-- GIVEN INSTRUCTION --
Count every line of these entries that holds the word "sinx₂", and reply with the number only.

-- RECORDS SUPPLIED --
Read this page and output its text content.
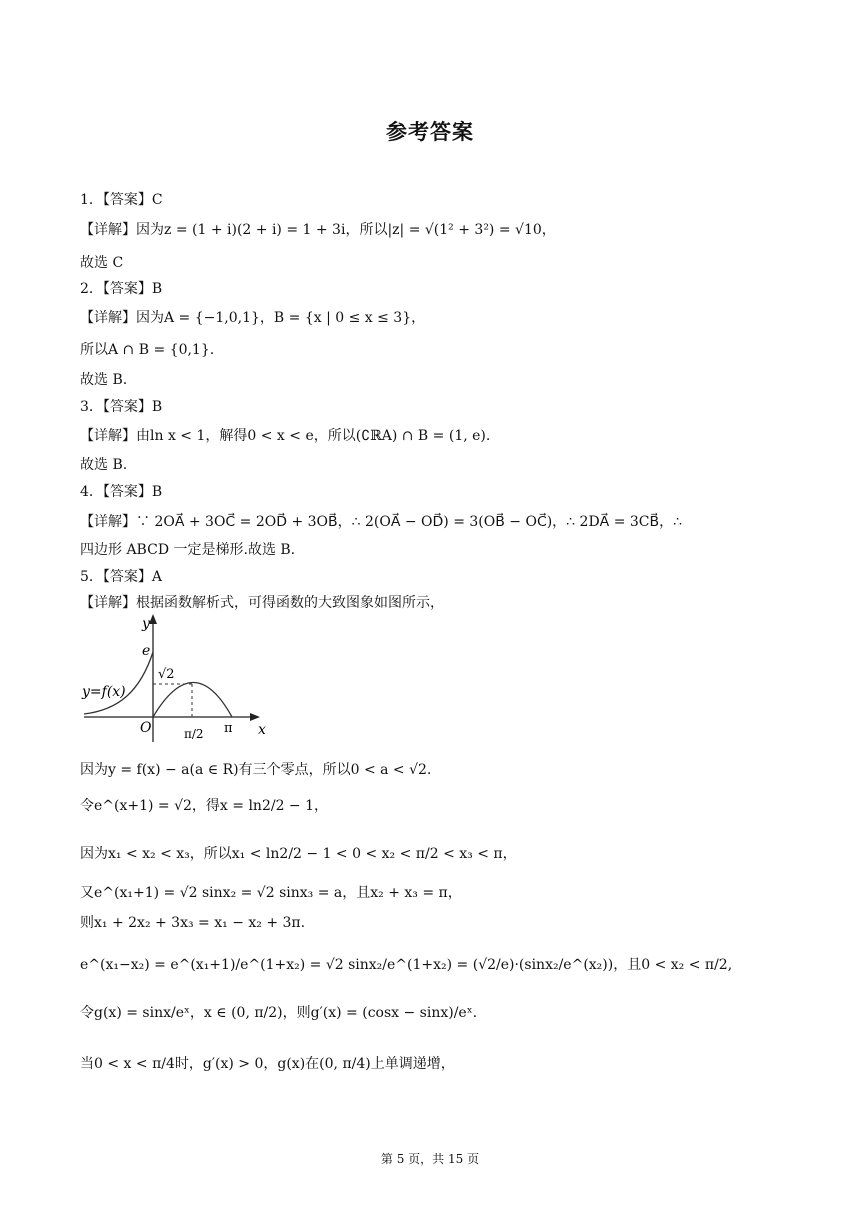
参考答案
1．【答案】C
【详解】因为z = (1 + i)(2 + i) = 1 + 3i，所以|z| = √(1² + 3²) = √10，
故选 C
2．【答案】B
【详解】因为A = {−1,0,1}，B = {x | 0 ≤ x ≤ 3}，
所以A ∩ B = {0,1}.
故选 B.
3．【答案】B
【详解】由ln x < 1，解得0 < x < e，所以(∁ℝA) ∩ B = (1, e).
故选 B.
4．【答案】B
【详解】∵ 2OA⃗ + 3OC⃗ = 2OD⃗ + 3OB⃗，∴ 2(OA⃗ − OD⃗) = 3(OB⃗ − OC⃗)，∴ 2DA⃗ = 3CB⃗，∴
四边形 ABCD 一定是梯形.故选 B.
5．【答案】A
【详解】根据函数解析式，可得函数的大致图象如图所示，
y
x
O
e
√2
y=f(x)
π/2 π
因为y = f(x) − a(a ∈ R)有三个零点，所以0 < a < √2.
令e^(x+1) = √2，得x = ln2/2 − 1，
因为x₁ < x₂ < x₃，所以x₁ < ln2/2 − 1 < 0 < x₂ < π/2 < x₃ < π，
又e^(x₁+1) = √2 sinx₂ = √2 sinx₃ = a，且x₂ + x₃ = π，
则x₁ + 2x₂ + 3x₃ = x₁ − x₂ + 3π.
e^(x₁−x₂) = e^(x₁+1)/e^(1+x₂) = √2 sinx₂/e^(1+x₂) = (√2/e)·(sinx₂/e^(x₂))，且0 < x₂ < π/2,
令g(x) = sinx/eˣ，x ∈ (0, π/2)，则g′(x) = (cosx − sinx)/eˣ.
当0 < x < π/4时，g′(x) > 0，g(x)在(0, π/4)上单调递增，
第 5 页，共 15 页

-- COMPLETED TASK --
2